■ Set problem ■
Transcribe each record below word for word.

■ Data records ■

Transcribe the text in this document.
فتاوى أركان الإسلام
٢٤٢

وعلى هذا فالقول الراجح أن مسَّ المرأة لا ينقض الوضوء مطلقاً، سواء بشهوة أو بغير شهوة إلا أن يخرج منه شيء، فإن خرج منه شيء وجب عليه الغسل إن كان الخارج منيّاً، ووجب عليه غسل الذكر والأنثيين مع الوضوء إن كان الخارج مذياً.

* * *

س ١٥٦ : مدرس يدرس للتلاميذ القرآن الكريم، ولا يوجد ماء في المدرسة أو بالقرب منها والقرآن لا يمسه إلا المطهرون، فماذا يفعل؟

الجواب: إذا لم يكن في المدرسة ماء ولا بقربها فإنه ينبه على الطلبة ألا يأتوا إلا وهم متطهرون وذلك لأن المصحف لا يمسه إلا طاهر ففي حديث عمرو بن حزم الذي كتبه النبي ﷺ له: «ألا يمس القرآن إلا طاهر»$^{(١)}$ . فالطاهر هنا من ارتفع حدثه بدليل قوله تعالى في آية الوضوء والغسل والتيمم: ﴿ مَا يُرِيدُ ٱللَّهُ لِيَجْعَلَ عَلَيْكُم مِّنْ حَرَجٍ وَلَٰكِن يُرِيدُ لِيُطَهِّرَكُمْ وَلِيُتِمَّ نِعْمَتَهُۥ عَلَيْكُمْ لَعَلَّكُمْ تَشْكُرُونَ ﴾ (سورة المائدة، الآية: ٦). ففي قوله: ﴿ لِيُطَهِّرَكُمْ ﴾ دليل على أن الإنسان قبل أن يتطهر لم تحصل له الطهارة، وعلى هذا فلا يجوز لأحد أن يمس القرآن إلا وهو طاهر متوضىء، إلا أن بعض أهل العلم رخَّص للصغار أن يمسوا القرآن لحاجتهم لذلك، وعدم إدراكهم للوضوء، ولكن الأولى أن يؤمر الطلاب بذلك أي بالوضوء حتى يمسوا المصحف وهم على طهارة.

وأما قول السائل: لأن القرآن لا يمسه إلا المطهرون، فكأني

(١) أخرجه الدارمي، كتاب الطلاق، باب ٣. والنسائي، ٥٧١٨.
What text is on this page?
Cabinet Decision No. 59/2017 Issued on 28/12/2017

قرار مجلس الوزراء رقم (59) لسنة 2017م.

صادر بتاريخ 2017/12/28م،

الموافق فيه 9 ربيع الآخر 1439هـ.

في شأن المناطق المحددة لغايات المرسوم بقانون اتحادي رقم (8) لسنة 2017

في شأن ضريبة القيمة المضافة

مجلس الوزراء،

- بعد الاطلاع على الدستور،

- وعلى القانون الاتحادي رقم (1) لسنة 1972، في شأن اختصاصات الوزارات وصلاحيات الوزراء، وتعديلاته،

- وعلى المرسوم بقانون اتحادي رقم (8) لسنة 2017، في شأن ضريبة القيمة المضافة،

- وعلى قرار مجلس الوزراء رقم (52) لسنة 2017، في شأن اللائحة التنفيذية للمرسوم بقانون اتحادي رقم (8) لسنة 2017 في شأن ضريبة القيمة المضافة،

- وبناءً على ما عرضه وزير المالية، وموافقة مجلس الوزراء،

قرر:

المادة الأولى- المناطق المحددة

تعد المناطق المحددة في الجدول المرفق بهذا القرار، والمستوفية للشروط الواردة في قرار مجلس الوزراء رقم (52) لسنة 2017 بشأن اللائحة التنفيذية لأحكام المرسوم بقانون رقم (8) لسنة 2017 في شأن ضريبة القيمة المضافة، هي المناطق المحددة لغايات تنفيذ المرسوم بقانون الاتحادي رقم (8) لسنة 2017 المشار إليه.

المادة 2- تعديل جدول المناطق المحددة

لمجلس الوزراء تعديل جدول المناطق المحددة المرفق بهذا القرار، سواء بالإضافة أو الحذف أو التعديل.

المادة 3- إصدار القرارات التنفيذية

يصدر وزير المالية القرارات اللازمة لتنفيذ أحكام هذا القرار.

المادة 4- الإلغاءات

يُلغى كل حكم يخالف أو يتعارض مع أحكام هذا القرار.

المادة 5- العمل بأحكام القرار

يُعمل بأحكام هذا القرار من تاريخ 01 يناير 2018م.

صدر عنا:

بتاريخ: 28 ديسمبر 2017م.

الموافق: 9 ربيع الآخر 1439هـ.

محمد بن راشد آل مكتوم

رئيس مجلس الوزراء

■ Correct output ■
Transcribe the text in this document.
فتاوى أركان الإسلام
٢٤٢

وعلى هذا فالقول الراجح أن مسَّ المرأة لا ينقض الوضوء مطلقاً، سواء بشهوة أو بغير شهوة إلا أن يخرج منه شيء، فإن خرج منه شيء وجب عليه الغسل إن كان الخارج منيّاً، ووجب عليه غسل الذكر والأنثيين مع الوضوء إن كان الخارج مذياً.

* * *

س ١٥٦ : مدرس يدرس للتلاميذ القرآن الكريم، ولا يوجد ماء في المدرسة أو بالقرب منها والقرآن لا يمسه إلا المطهرون، فماذا يفعل؟

الجواب: إذا لم يكن في المدرسة ماء ولا بقربها فإنه ينبه على الطلبة ألا يأتوا إلا وهم متطهرون وذلك لأن المصحف لا يمسه إلا طاهر ففي حديث عمرو بن حزم الذي كتبه النبي ﷺ له: «ألا يمس القرآن إلا طاهر»$^{(١)}$ . فالطاهر هنا من ارتفع حدثه بدليل قوله تعالى في آية الوضوء والغسل والتيمم: ﴿ مَا يُرِيدُ ٱللَّهُ لِيَجْعَلَ عَلَيْكُم مِّنْ حَرَجٍ وَلَٰكِن يُرِيدُ لِيُطَهِّرَكُمْ وَلِيُتِمَّ نِعْمَتَهُۥ عَلَيْكُمْ لَعَلَّكُمْ تَشْكُرُونَ ﴾ (سورة المائدة، الآية: ٦). ففي قوله: ﴿ لِيُطَهِّرَكُمْ ﴾ دليل على أن الإنسان قبل أن يتطهر لم تحصل له الطهارة، وعلى هذا فلا يجوز لأحد أن يمس القرآن إلا وهو طاهر متوضىء، إلا أن بعض أهل العلم رخَّص للصغار أن يمسوا القرآن لحاجتهم لذلك، وعدم إدراكهم للوضوء، ولكن الأولى أن يؤمر الطلاب بذلك أي بالوضوء حتى يمسوا المصحف وهم على طهارة.

وأما قول السائل: لأن القرآن لا يمسه إلا المطهرون، فكأني

(١) أخرجه الدارمي، كتاب الطلاق، باب ٣. والنسائي، ٥٧١٨.
What text is on this page?
Cabinet Decision No. 59/2017 Issued on 28/12/2017

قرار مجلس الوزراء رقم (59) لسنة 2017م.

صادر بتاريخ 2017/12/28م،

الموافق فيه 9 ربيع الآخر 1439هـ.

في شأن المناطق المحددة لغايات المرسوم بقانون اتحادي رقم (8) لسنة 2017

في شأن ضريبة القيمة المضافة

مجلس الوزراء،

- بعد الاطلاع على الدستور،

- وعلى القانون الاتحادي رقم (1) لسنة 1972، في شأن اختصاصات الوزارات وصلاحيات الوزراء، وتعديلاته،

- وعلى المرسوم بقانون اتحادي رقم (8) لسنة 2017، في شأن ضريبة القيمة المضافة،

- وعلى قرار مجلس الوزراء رقم (52) لسنة 2017، في شأن اللائحة التنفيذية للمرسوم بقانون اتحادي رقم (8) لسنة 2017 في شأن ضريبة القيمة المضافة،

- وبناءً على ما عرضه وزير المالية، وموافقة مجلس الوزراء،

قرر:

المادة الأولى- المناطق المحددة

تعد المناطق المحددة في الجدول المرفق بهذا القرار، والمستوفية للشروط الواردة في قرار مجلس الوزراء رقم (52) لسنة 2017 بشأن اللائحة التنفيذية لأحكام المرسوم بقانون رقم (8) لسنة 2017 في شأن ضريبة القيمة المضافة، هي المناطق المحددة لغايات تنفيذ المرسوم بقانون الاتحادي رقم (8) لسنة 2017 المشار إليه.

المادة 2- تعديل جدول المناطق المحددة

لمجلس الوزراء تعديل جدول المناطق المحددة المرفق بهذا القرار، سواء بالإضافة أو الحذف أو التعديل.

المادة 3- إصدار القرارات التنفيذية

يصدر وزير المالية القرارات اللازمة لتنفيذ أحكام هذا القرار.

المادة 4- الإلغاءات

يُلغى كل حكم يخالف أو يتعارض مع أحكام هذا القرار.

المادة 5- العمل بأحكام القرار

يُعمل بأحكام هذا القرار من تاريخ 01 يناير 2018م.

صدر عنا:

بتاريخ: 28 ديسمبر 2017م.

الموافق: 9 ربيع الآخر 1439هـ.

محمد بن راشد آل مكتوم

رئيس مجلس الوزراء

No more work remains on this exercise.